>> BEGIN Dataset extract

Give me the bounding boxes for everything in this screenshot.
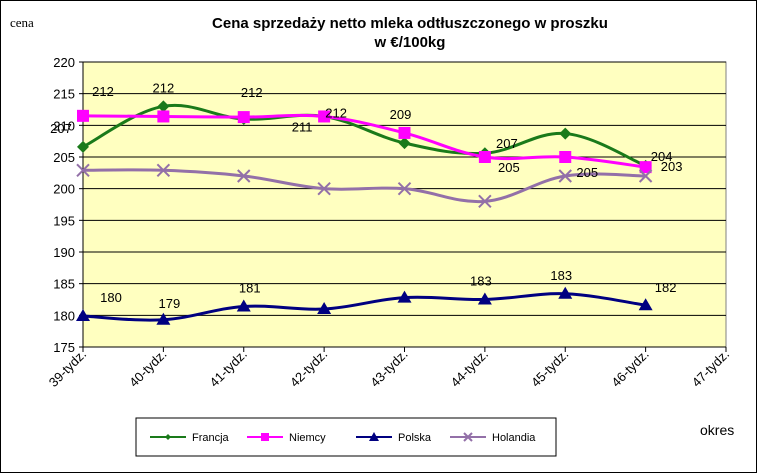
- data-label: 205: [498, 160, 520, 175]
- series-line: [82, 103, 647, 168]
- data-point-diamond: [559, 127, 572, 140]
- data-point-square: [559, 151, 572, 163]
- legend-marker: [165, 434, 171, 440]
- y-tick-label: 210: [53, 118, 75, 133]
- data-label: 212: [153, 80, 175, 95]
- y-tick-label: 205: [53, 150, 75, 165]
- legend-item-holandia: Holandia: [450, 432, 536, 444]
- data-labels: 207 212 211 207 204 212 212 212 209 205 205 203 180 1…: [50, 80, 682, 310]
- data-label: 183: [470, 274, 492, 289]
- data-point-triangle: [558, 286, 573, 299]
- data-point-triangle: [638, 298, 653, 311]
- data-label: 211: [292, 119, 313, 134]
- data-label: 203: [661, 159, 683, 174]
- data-point-x: [317, 181, 331, 196]
- y-tick-label: 175: [53, 340, 75, 355]
- x-tick-label: 43-tydz.: [367, 347, 410, 390]
- y-tick-label: 220: [53, 55, 75, 70]
- data-label: 205: [576, 165, 598, 180]
- data-point-triangle: [76, 308, 90, 321]
- x-tick-label: 46-tydz.: [608, 347, 651, 390]
- x-tick-label: 47-tydz.: [689, 347, 732, 390]
- series-line: [82, 292, 646, 322]
- y-tick-label: 180: [53, 308, 75, 323]
- y-tick-label: 185: [53, 277, 75, 292]
- legend-item-niemcy: Niemcy: [247, 432, 326, 444]
- y-tick-label: 195: [53, 213, 75, 228]
- data-point-triangle: [236, 299, 251, 312]
- chart-subtitle: w €/100kg: [374, 34, 446, 51]
- legend-item-francja: Francja: [150, 432, 230, 444]
- legend-label: Polska: [398, 432, 432, 444]
- data-point-x: [237, 169, 251, 183]
- data-point-square: [237, 111, 250, 124]
- legend-marker: [261, 433, 269, 441]
- data-label: 212: [241, 85, 263, 100]
- data-label: 179: [159, 296, 181, 311]
- data-point-square: [398, 126, 411, 139]
- data-label: 212: [325, 105, 347, 120]
- legend-label: Niemcy: [289, 432, 326, 444]
- data-label: 207: [496, 136, 518, 151]
- data-label: 212: [92, 84, 114, 99]
- data-label: 183: [550, 268, 572, 283]
- data-point-x: [558, 169, 572, 183]
- data-point-x: [638, 169, 653, 183]
- y-tick-label: 200: [53, 182, 75, 197]
- series-polska: [76, 286, 653, 325]
- data-label: 180: [100, 290, 122, 305]
- data-label: 209: [390, 107, 412, 122]
- data-point-triangle: [156, 312, 171, 325]
- x-tick-label: 40-tydz.: [126, 347, 169, 390]
- data-point-x: [156, 163, 171, 178]
- data-point-x: [397, 181, 412, 196]
- data-point-square: [318, 110, 331, 123]
- data-point-square: [77, 109, 89, 122]
- data-point-x: [76, 163, 90, 178]
- x-tick-label: 45-tydz.: [528, 347, 571, 390]
- x-tick-label: 44-tydz.: [448, 347, 491, 390]
- data-point-triangle: [397, 290, 412, 303]
- data-point-triangle: [317, 302, 332, 314]
- x-axis-label: okres: [700, 422, 734, 438]
- data-label: 182: [655, 280, 677, 295]
- data-label: 204: [651, 149, 673, 164]
- data-point-diamond: [157, 100, 170, 113]
- x-tick-label: 41-tydz.: [207, 347, 250, 390]
- data-label: 181: [239, 280, 261, 295]
- legend-item-polska: Polska: [356, 432, 432, 444]
- data-point-x: [478, 194, 492, 209]
- legend-label: Francja: [192, 432, 230, 444]
- data-point-diamond: [398, 137, 411, 150]
- data-point-triangle: [477, 292, 492, 305]
- data-point-square: [639, 161, 652, 174]
- grid: [83, 61, 726, 316]
- series: [76, 100, 653, 325]
- data-point-square: [478, 151, 491, 163]
- legend: Francja Niemcy Polska Holandia: [135, 417, 557, 457]
- y-tick-label: 215: [53, 87, 75, 102]
- series-holandia: [76, 163, 653, 209]
- data-point-diamond: [77, 140, 89, 153]
- x-tick-label: 42-tydz.: [287, 347, 330, 390]
- y-tick-label: 190: [53, 245, 75, 260]
- legend-label: Holandia: [492, 432, 536, 444]
- y-axis-label: cena: [10, 15, 34, 30]
- series-line: [82, 168, 646, 204]
- chart-title: Cena sprzedaży netto mleka odtłuszczoneg…: [212, 15, 608, 32]
- data-label: 207: [50, 121, 72, 136]
- series-niemcy: [77, 109, 652, 174]
- legend-marker: [463, 432, 473, 442]
- legend-marker: [369, 432, 379, 441]
- data-point-square: [157, 110, 170, 123]
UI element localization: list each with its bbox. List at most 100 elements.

>> END Dataset extract

Update all of the data above by replacing every "series-line" with "series-path" and leaving everything else unchanged. Omit the pictures from your answer.

• [Problem solution]
Give me the bounding boxes for everything in this screenshot.
- data-label: 205: [498, 160, 520, 175]
- series-path: [82, 103, 647, 168]
- data-point-diamond: [559, 127, 572, 140]
- data-point-square: [559, 151, 572, 163]
- legend-marker: [165, 434, 171, 440]
- y-tick-label: 210: [53, 118, 75, 133]
- data-label: 212: [153, 80, 175, 95]
- y-tick-label: 205: [53, 150, 75, 165]
- legend-item-holandia: Holandia: [450, 432, 536, 444]
- data-labels: 207 212 211 207 204 212 212 212 209 205 205 203 180 1…: [50, 80, 682, 310]
- data-label: 183: [470, 274, 492, 289]
- data-point-triangle: [558, 286, 573, 299]
- data-point-triangle: [638, 298, 653, 311]
- data-label: 211: [292, 119, 313, 134]
- data-label: 203: [661, 159, 683, 174]
- data-point-x: [317, 181, 331, 196]
- y-tick-label: 175: [53, 340, 75, 355]
- x-tick-label: 43-tydz.: [367, 347, 410, 390]
- y-tick-label: 220: [53, 55, 75, 70]
- data-label: 205: [576, 165, 598, 180]
- data-point-triangle: [76, 308, 90, 321]
- x-tick-label: 46-tydz.: [608, 347, 651, 390]
- x-tick-label: 47-tydz.: [689, 347, 732, 390]
- series-path: [82, 292, 646, 322]
- y-tick-label: 180: [53, 308, 75, 323]
- y-tick-label: 185: [53, 277, 75, 292]
- legend-item-niemcy: Niemcy: [247, 432, 326, 444]
- y-tick-label: 195: [53, 213, 75, 228]
- data-point-triangle: [236, 299, 251, 312]
- chart-subtitle: w €/100kg: [374, 34, 446, 51]
- legend-item-francja: Francja: [150, 432, 230, 444]
- legend-label: Polska: [398, 432, 432, 444]
- data-point-x: [237, 169, 251, 183]
- data-point-square: [237, 111, 250, 124]
- legend-marker: [261, 433, 269, 441]
- data-label: 212: [241, 85, 263, 100]
- data-label: 179: [159, 296, 181, 311]
- data-point-square: [398, 126, 411, 139]
- data-label: 212: [325, 105, 347, 120]
- legend-label: Niemcy: [289, 432, 326, 444]
- data-label: 207: [496, 136, 518, 151]
- data-label: 212: [92, 84, 114, 99]
- data-label: 183: [550, 268, 572, 283]
- data-point-x: [558, 169, 572, 183]
- data-point-x: [638, 169, 653, 183]
- y-tick-label: 200: [53, 182, 75, 197]
- series-polska: [76, 286, 653, 325]
- data-label: 180: [100, 290, 122, 305]
- data-label: 209: [390, 107, 412, 122]
- data-point-triangle: [156, 312, 171, 325]
- x-tick-label: 40-tydz.: [126, 347, 169, 390]
- data-point-x: [156, 163, 171, 178]
- data-point-x: [397, 181, 412, 196]
- data-point-square: [318, 110, 331, 123]
- data-point-square: [77, 109, 89, 122]
- data-point-x: [76, 163, 90, 178]
- x-tick-label: 45-tydz.: [528, 347, 571, 390]
- x-tick-label: 44-tydz.: [448, 347, 491, 390]
- data-point-triangle: [397, 290, 412, 303]
- data-point-triangle: [317, 302, 332, 314]
- x-axis-label: okres: [700, 422, 734, 438]
- data-label: 182: [655, 280, 677, 295]
- data-label: 204: [651, 149, 673, 164]
- data-point-diamond: [157, 100, 170, 113]
- x-tick-label: 41-tydz.: [207, 347, 250, 390]
- data-label: 181: [239, 280, 261, 295]
- legend-item-polska: Polska: [356, 432, 432, 444]
- data-point-x: [478, 194, 492, 209]
- legend-label: Francja: [192, 432, 230, 444]
- data-point-diamond: [398, 137, 411, 150]
- data-point-triangle: [477, 292, 492, 305]
- data-point-square: [639, 161, 652, 174]
- grid: [83, 61, 726, 316]
- series: [76, 100, 653, 325]
- data-point-square: [478, 151, 491, 163]
- legend: Francja Niemcy Polska Holandia: [135, 417, 557, 457]
- y-tick-label: 215: [53, 87, 75, 102]
- series-holandia: [76, 163, 653, 209]
- data-point-diamond: [77, 140, 89, 153]
- x-tick-label: 42-tydz.: [287, 347, 330, 390]
- y-tick-label: 190: [53, 245, 75, 260]
- legend-label: Holandia: [492, 432, 536, 444]
- y-axis-label: cena: [10, 15, 34, 30]
- series-path: [82, 168, 646, 204]
- chart-title: Cena sprzedaży netto mleka odtłuszczoneg…: [212, 15, 608, 32]
- data-label: 207: [50, 121, 72, 136]
- series-niemcy: [77, 109, 652, 174]
- legend-marker: [463, 432, 473, 442]
- legend-marker: [369, 432, 379, 441]
- data-point-square: [157, 110, 170, 123]
UI element localization: list each with its bbox. List at most 100 elements.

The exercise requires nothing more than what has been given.